─── Data for this task ───

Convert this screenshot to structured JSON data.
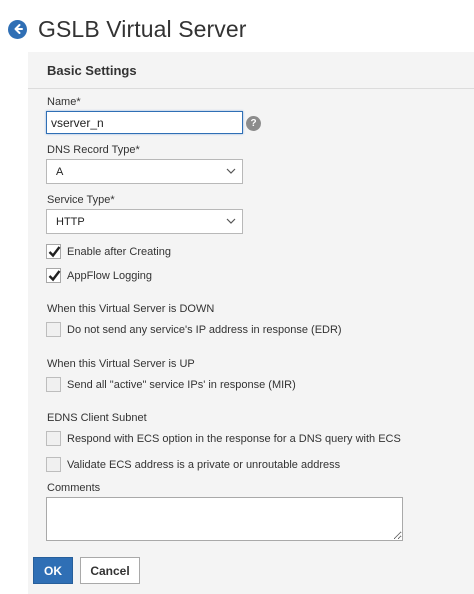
{
  "header": {
    "title": "GSLB Virtual Server",
    "back_icon": "back-arrow-icon"
  },
  "panel": {
    "section_title": "Basic Settings",
    "name": {
      "label": "Name*",
      "value": "vserver_n"
    },
    "dns_record_type": {
      "label": "DNS Record Type*",
      "value": "A"
    },
    "service_type": {
      "label": "Service Type*",
      "value": "HTTP"
    },
    "enable_after_creating": {
      "label": "Enable after Creating",
      "checked": true
    },
    "appflow_logging": {
      "label": "AppFlow Logging",
      "checked": true
    },
    "down_section": {
      "heading": "When this Virtual Server is DOWN",
      "edr": {
        "label": "Do not send any service's IP address in response (EDR)",
        "checked": false
      }
    },
    "up_section": {
      "heading": "When this Virtual Server is UP",
      "mir": {
        "label": "Send all \"active\" service IPs' in response (MIR)",
        "checked": false
      }
    },
    "edns_section": {
      "heading": "EDNS Client Subnet",
      "ecs_respond": {
        "label": "Respond with ECS option in the response for a DNS query with ECS",
        "checked": false
      },
      "ecs_validate": {
        "label": "Validate ECS address is a private or unroutable address",
        "checked": false
      }
    },
    "comments": {
      "label": "Comments",
      "value": ""
    }
  },
  "buttons": {
    "ok": "OK",
    "cancel": "Cancel"
  },
  "colors": {
    "accent": "#2f6fb5"
  }
}
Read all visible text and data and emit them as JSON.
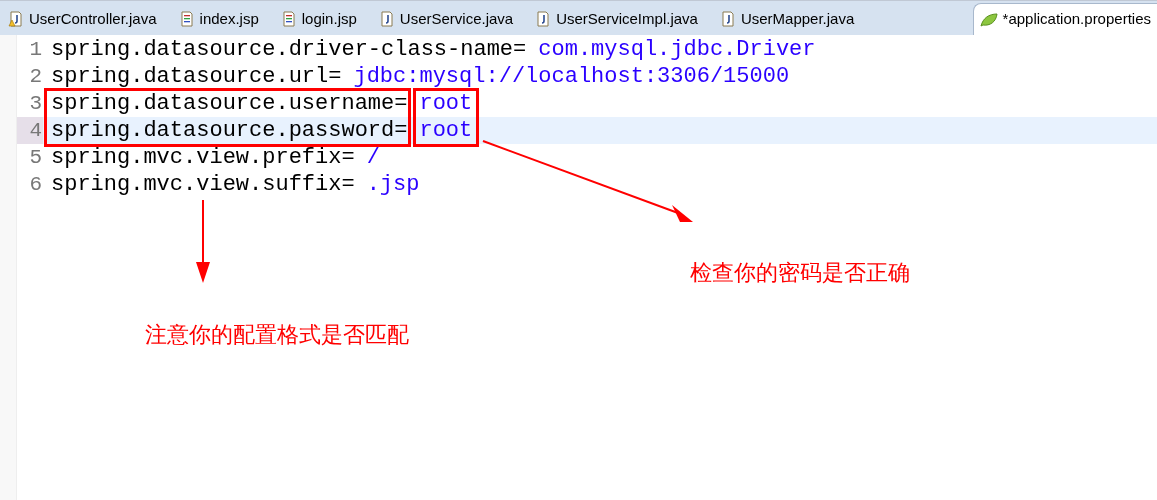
{
  "tabs": [
    {
      "label": "UserController.java",
      "kind": "java-warning",
      "selected": false
    },
    {
      "label": "index.jsp",
      "kind": "jsp",
      "selected": false
    },
    {
      "label": "login.jsp",
      "kind": "jsp",
      "selected": false
    },
    {
      "label": "UserService.java",
      "kind": "java",
      "selected": false
    },
    {
      "label": "UserServiceImpl.java",
      "kind": "java",
      "selected": false
    },
    {
      "label": "UserMapper.java",
      "kind": "java",
      "selected": false
    },
    {
      "label": "*application.properties",
      "kind": "properties",
      "selected": true
    }
  ],
  "lines": [
    {
      "number": "1",
      "key": "spring.datasource.driver-class-name=",
      "value": "com.mysql.jdbc.Driver",
      "current": false
    },
    {
      "number": "2",
      "key": "spring.datasource.url=",
      "value": "jdbc:mysql://localhost:3306/15000",
      "current": false
    },
    {
      "number": "3",
      "key": "spring.datasource.username=",
      "value": "root",
      "current": false
    },
    {
      "number": "4",
      "key": "spring.datasource.password=",
      "value": "root",
      "current": true
    },
    {
      "number": "5",
      "key": "spring.mvc.view.prefix=",
      "value": "/",
      "current": false
    },
    {
      "number": "6",
      "key": "spring.mvc.view.suffix=",
      "value": ".jsp",
      "current": false
    }
  ],
  "annotations": [
    {
      "text": "检查你的密码是否正确"
    },
    {
      "text": "注意你的配置格式是否匹配"
    }
  ]
}
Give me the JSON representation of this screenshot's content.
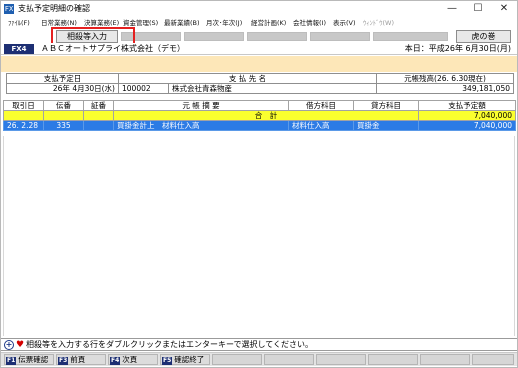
{
  "window": {
    "title": "支払予定明細の確認",
    "minimize_glyph": "—",
    "maximize_glyph": "☐",
    "close_glyph": "✕"
  },
  "menu": {
    "items": [
      {
        "label": "ﾌｧｲﾙ(F)",
        "enabled": true
      },
      {
        "label": "日常業務(N)",
        "enabled": true
      },
      {
        "label": "決算業務(E)",
        "enabled": true
      },
      {
        "label": "資金管理(S)",
        "enabled": true
      },
      {
        "label": "最新業績(B)",
        "enabled": true
      },
      {
        "label": "月次･年次(J)",
        "enabled": true
      },
      {
        "label": "経営計画(K)",
        "enabled": true
      },
      {
        "label": "会社情報(I)",
        "enabled": true
      },
      {
        "label": "表示(V)",
        "enabled": true
      },
      {
        "label": "ｳｨﾝﾄﾞｳ(W)",
        "enabled": false
      }
    ]
  },
  "toolbar": {
    "left_button": "相殺等入力",
    "right_button": "虎の巻"
  },
  "company": {
    "badge": "FX4",
    "name": "ＡＢＣオートサプライ株式会社（デモ）",
    "today": "本日：平成26年 6月30日(月)"
  },
  "info_table": {
    "headers": {
      "date": "支払予定日",
      "payee": "支 払 先 名",
      "balance": "元帳残高(26. 6.30現在)"
    },
    "row": {
      "date": "26年 4月30日(水)",
      "code": "100002",
      "payee": "株式会社青森物産",
      "balance": "349,181,050"
    }
  },
  "detail_table": {
    "headers": [
      "取引日",
      "伝番",
      "証番",
      "元 帳 摘 要",
      "借方科目",
      "貸方科目",
      "支払予定額"
    ],
    "total_row": {
      "label": "合　計",
      "amount": "7,040,000"
    },
    "rows": [
      {
        "date": "26. 2.28",
        "voucher": "335",
        "proof": "",
        "memo": "買掛金計上　材料仕入高",
        "debit": "材料仕入高",
        "credit": "買掛金",
        "amount": "7,040,000"
      }
    ]
  },
  "status": {
    "icon": "info-icon",
    "message": "相殺等を入力する行をダブルクリックまたはエンターキーで選択してください。"
  },
  "fkeys": [
    {
      "key": "F1",
      "label": "伝票確認"
    },
    {
      "key": "F3",
      "label": "前頁"
    },
    {
      "key": "F4",
      "label": "次頁"
    },
    {
      "key": "F5",
      "label": "確認終了"
    }
  ]
}
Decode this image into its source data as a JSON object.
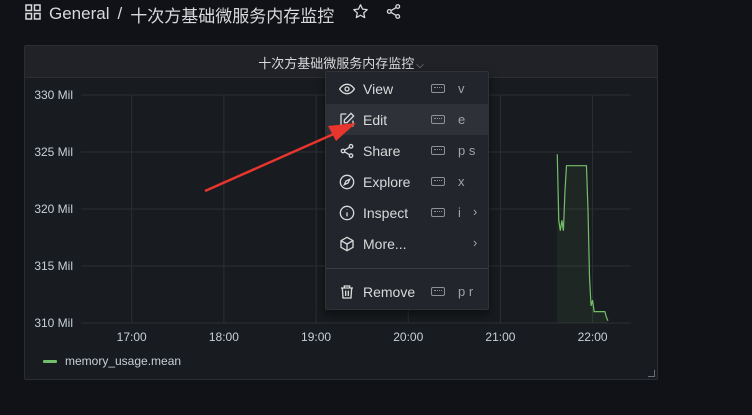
{
  "header": {
    "folder": "General",
    "separator": "/",
    "dashboard": "十次方基础微服务内存监控"
  },
  "panel": {
    "title": "十次方基础微服务内存监控",
    "legend": "memory_usage.mean"
  },
  "menu": {
    "items": [
      {
        "label": "View",
        "shortcut": "v",
        "icon": "eye-icon"
      },
      {
        "label": "Edit",
        "shortcut": "e",
        "icon": "edit-icon"
      },
      {
        "label": "Share",
        "shortcut": "p s",
        "icon": "share-icon"
      },
      {
        "label": "Explore",
        "shortcut": "x",
        "icon": "compass-icon"
      },
      {
        "label": "Inspect",
        "shortcut": "i",
        "icon": "info-icon"
      },
      {
        "label": "More...",
        "shortcut": "",
        "icon": "cube-icon"
      },
      {
        "label": "Remove",
        "shortcut": "p r",
        "icon": "trash-icon"
      }
    ]
  },
  "chart_data": {
    "type": "line",
    "ylabel": "",
    "xlabel": "",
    "ylim": [
      310,
      330
    ],
    "yticks": [
      "330 Mil",
      "325 Mil",
      "320 Mil",
      "315 Mil",
      "310 Mil"
    ],
    "xticks": [
      "17:00",
      "18:00",
      "19:00",
      "20:00",
      "21:00",
      "22:00"
    ],
    "grid": true,
    "legend_position": "bottom-left",
    "series": [
      {
        "name": "memory_usage.mean",
        "color": "#73bf69",
        "x": [
          "21:37",
          "21:38",
          "21:39",
          "21:40",
          "21:41",
          "21:42",
          "21:43",
          "21:44",
          "21:45",
          "21:46",
          "21:47",
          "21:48",
          "21:49",
          "21:50",
          "21:51",
          "21:52",
          "21:53",
          "21:54",
          "21:55",
          "21:56",
          "21:57",
          "21:58",
          "21:59",
          "22:00",
          "22:01",
          "22:02",
          "22:03",
          "22:04",
          "22:05",
          "22:06",
          "22:07",
          "22:08",
          "22:09",
          "22:10"
        ],
        "values": [
          324.8,
          319.0,
          318.1,
          319.0,
          318.1,
          321.5,
          323.8,
          323.8,
          323.8,
          323.8,
          323.8,
          323.8,
          323.8,
          323.8,
          323.8,
          323.8,
          323.8,
          323.8,
          323.8,
          323.8,
          320.0,
          314.0,
          311.5,
          312.0,
          311.0,
          311.0,
          311.0,
          311.0,
          311.0,
          311.0,
          311.0,
          311.0,
          310.5,
          310.2
        ]
      }
    ]
  },
  "colors": {
    "background": "#111217",
    "panel": "#181b1f",
    "series": "#73bf69",
    "arrow": "#e8352d"
  }
}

───

_Instruction_. Look over the listing above. Pick out and copy every line that includes "十次方基础微服务内存监控".

_Output of the task_.
    "dashboard": "十次方基础微服务内存监控"
    "title": "十次方基础微服务内存监控",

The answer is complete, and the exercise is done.